Exercise
Without including any pictures, please copy every entry below exactly.

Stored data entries
---*---
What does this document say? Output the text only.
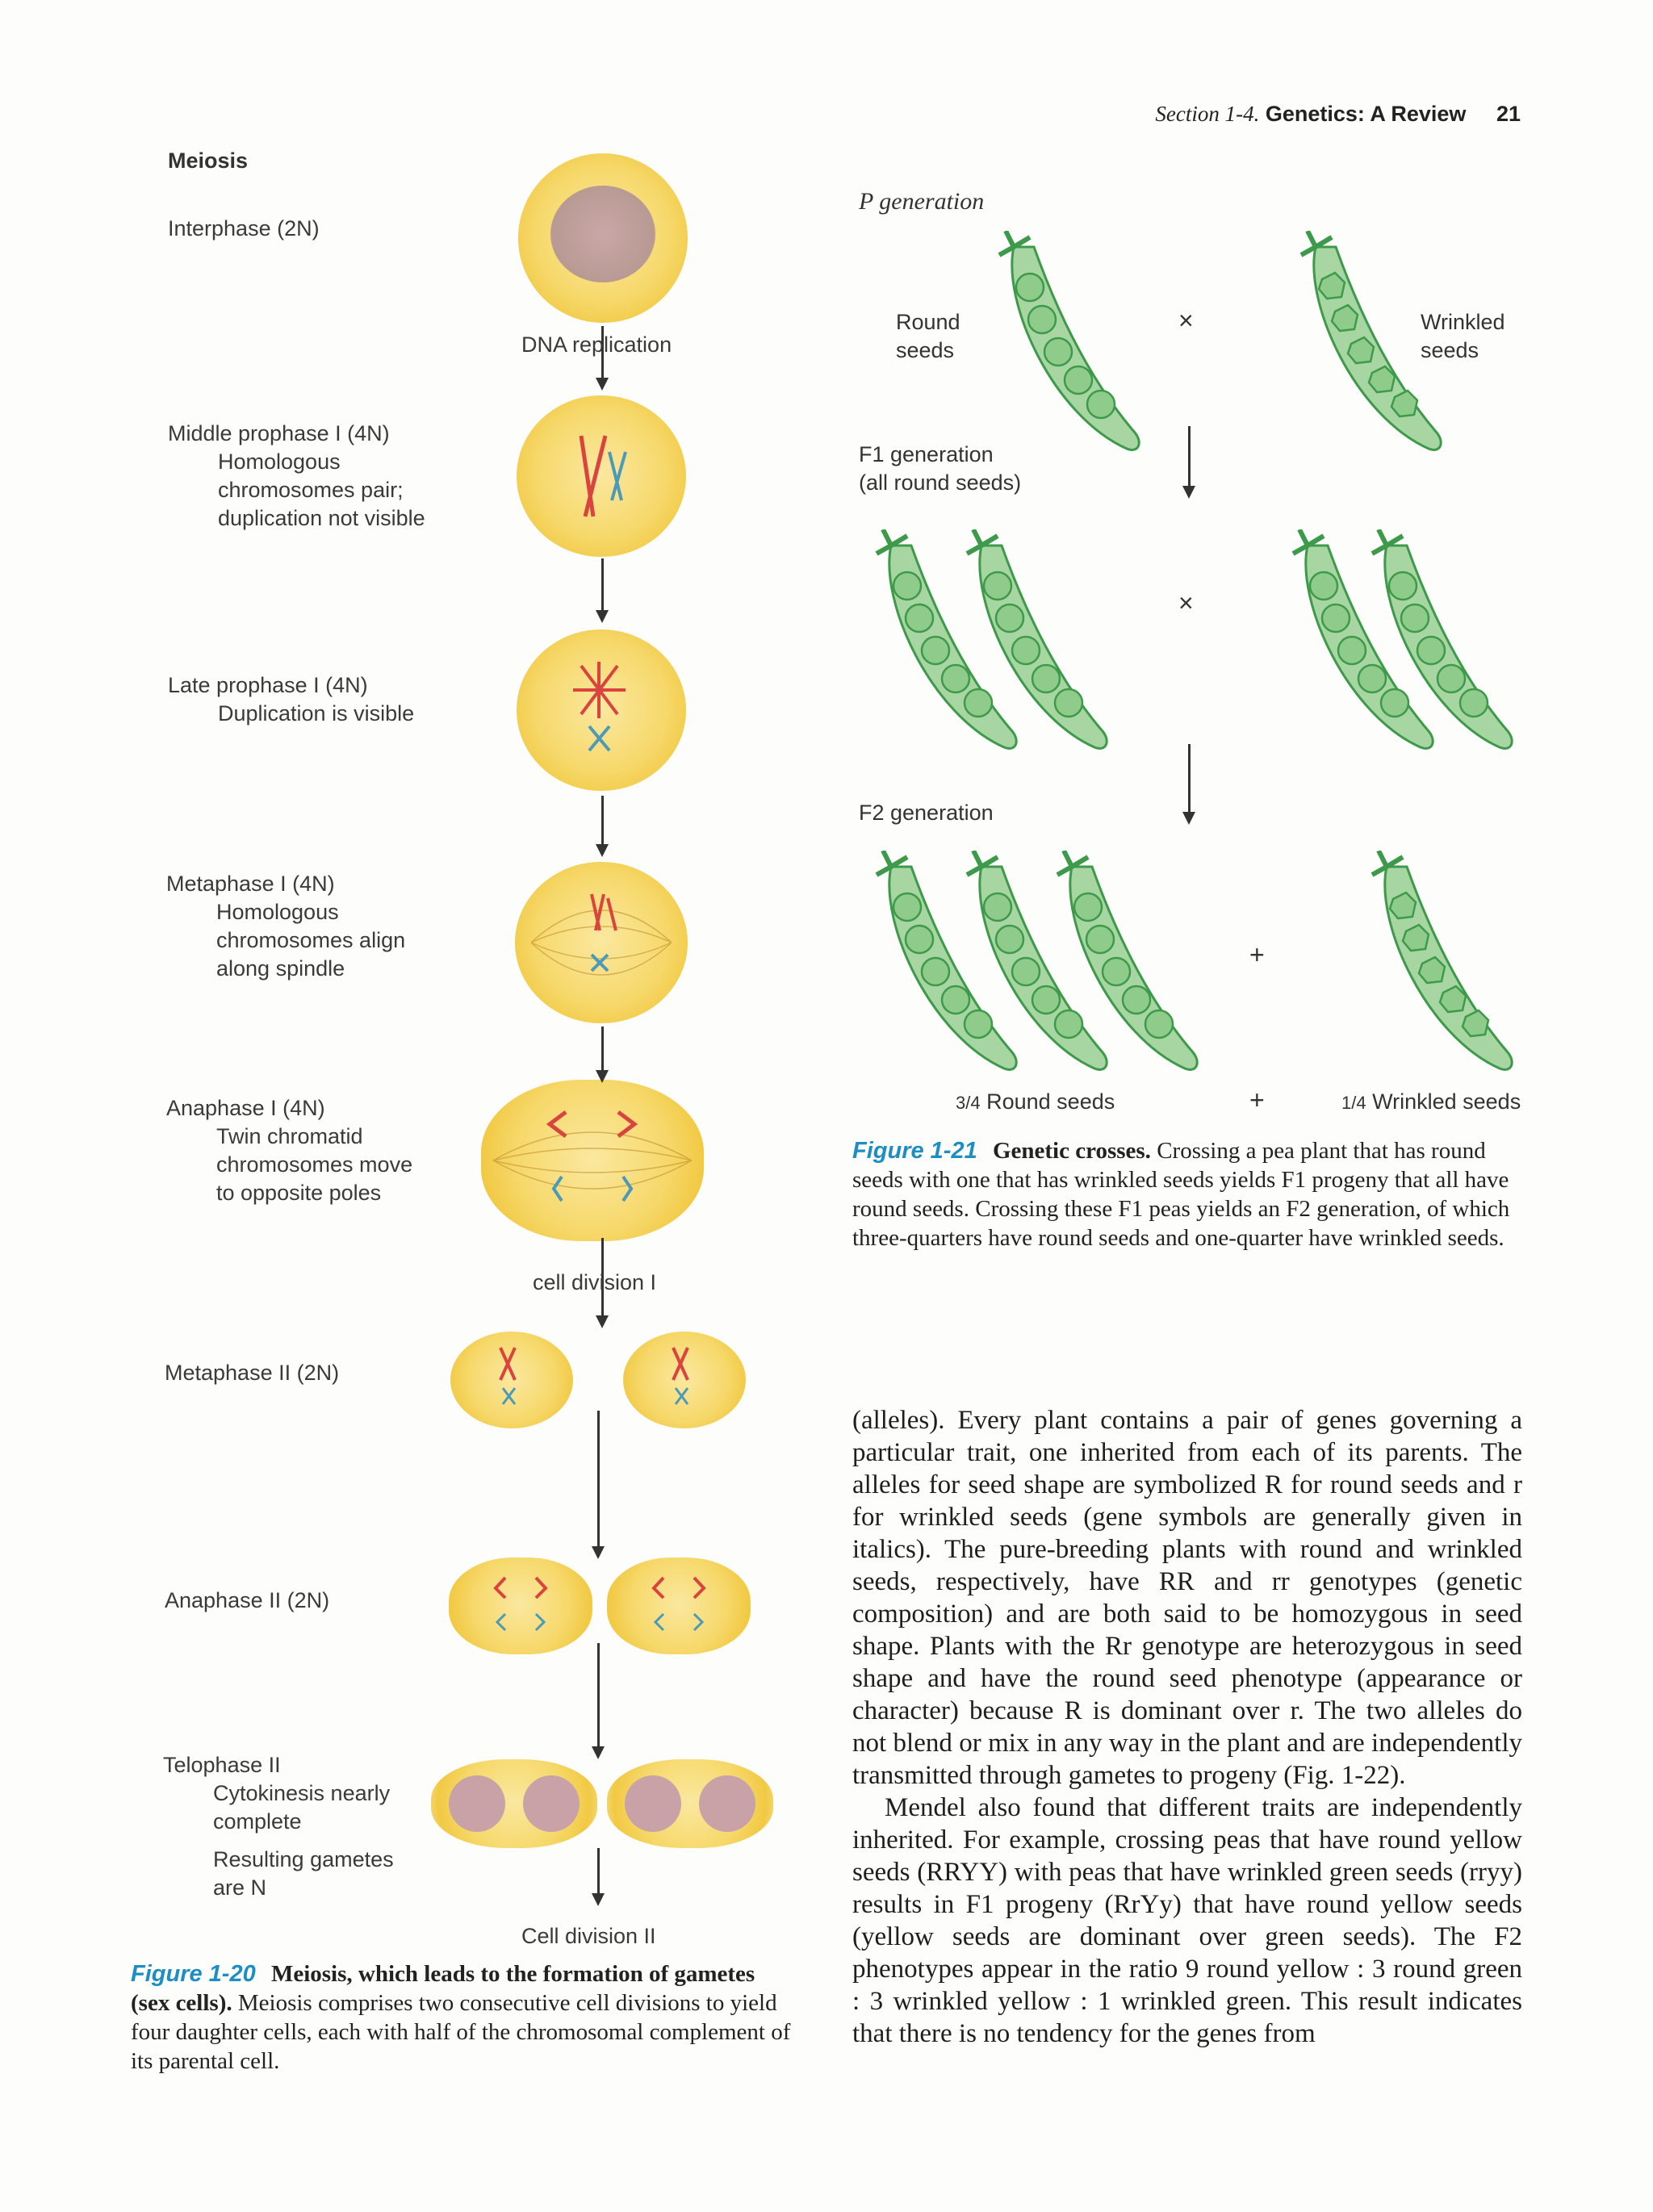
Section 1-4. Genetics: A Review 21
Meiosis
Interphase (2N)
Middle prophase I (4N)
Homologous
chromosomes pair;
duplication not visible
Late prophase I (4N)
Duplication is visible
Metaphase I (4N)
Homologous
chromosomes align
along spindle
Anaphase I (4N)
Twin chromatid
chromosomes move
to opposite poles
Metaphase II (2N)
Anaphase II (2N)
Telophase II
Cytokinesis nearly
complete
Resulting gametes
are N
DNA replication
cell division I
Cell division II
Figure 1-20 Meiosis, which leads to the formation of gametes (sex cells). Meiosis comprises two consecutive cell divisions to yield four daughter cells, each with half of the chromosomal complement of its parental cell.
P generation
Round
seeds
Wrinkled
seeds
×
F1 generation
(all round seeds)
×
F2 generation
+
3/4 Round seeds	+	1/4 Wrinkled seeds
Figure 1-21 Genetic crosses. Crossing a pea plant that has round seeds with one that has wrinkled seeds yields F1 progeny that all have round seeds. Crossing these F1 peas yields an F2 generation, of which three-quarters have round seeds and one-quarter have wrinkled seeds.

(alleles). Every plant contains a pair of genes governing a particular trait, one inherited from each of its parents. The alleles for seed shape are symbolized R for round seeds and r for wrinkled seeds (gene symbols are generally given in italics). The pure-breeding plants with round and wrinkled seeds, respectively, have RR and rr genotypes (genetic composition) and are both said to be homozygous in seed shape. Plants with the Rr genotype are heterozygous in seed shape and have the round seed phenotype (appearance or character) because R is dominant over r. The two alleles do not blend or mix in any way in the plant and are independently transmitted through gametes to progeny (Fig. 1-22).

Mendel also found that different traits are independently inherited. For example, crossing peas that have round yellow seeds (RRYY) with peas that have wrinkled green seeds (rryy) results in F1 progeny (RrYy) that have round yellow seeds (yellow seeds are dominant over green seeds). The F2 phenotypes appear in the ratio 9 round yellow : 3 round green : 3 wrinkled yellow : 1 wrinkled green. This result indicates that there is no tendency for the genes from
---*---
Your response
What does this document say? Output the text only.
Section 1-4. Genetics: A Review 21
Meiosis
Interphase (2N)
Middle prophase I (4N)
Homologous
chromosomes pair;
duplication not visible
Late prophase I (4N)
Duplication is visible
Metaphase I (4N)
Homologous
chromosomes align
along spindle
Anaphase I (4N)
Twin chromatid
chromosomes move
to opposite poles
Metaphase II (2N)
Anaphase II (2N)
Telophase II
Cytokinesis nearly
complete
Resulting gametes
are N
DNA replication
cell division I
Cell division II
Figure 1-20 Meiosis, which leads to the formation of gametes (sex cells). Meiosis comprises two consecutive cell divisions to yield four daughter cells, each with half of the chromosomal complement of its parental cell.
P generation
Round
seeds
Wrinkled
seeds
×
F1 generation
(all round seeds)
×
F2 generation
+
3/4 Round seeds	+	1/4 Wrinkled seeds
Figure 1-21 Genetic crosses. Crossing a pea plant that has round seeds with one that has wrinkled seeds yields F1 progeny that all have round seeds. Crossing these F1 peas yields an F2 generation, of which three-quarters have round seeds and one-quarter have wrinkled seeds.

(alleles). Every plant contains a pair of genes governing a particular trait, one inherited from each of its parents. The alleles for seed shape are symbolized R for round seeds and r for wrinkled seeds (gene symbols are generally given in italics). The pure-breeding plants with round and wrinkled seeds, respectively, have RR and rr genotypes (genetic composition) and are both said to be homozygous in seed shape. Plants with the Rr genotype are heterozygous in seed shape and have the round seed phenotype (appearance or character) because R is dominant over r. The two alleles do not blend or mix in any way in the plant and are independently transmitted through gametes to progeny (Fig. 1-22).

Mendel also found that different traits are independently inherited. For example, crossing peas that have round yellow seeds (RRYY) with peas that have wrinkled green seeds (rryy) results in F1 progeny (RrYy) that have round yellow seeds (yellow seeds are dominant over green seeds). The F2 phenotypes appear in the ratio 9 round yellow : 3 round green : 3 wrinkled yellow : 1 wrinkled green. This result indicates that there is no tendency for the genes from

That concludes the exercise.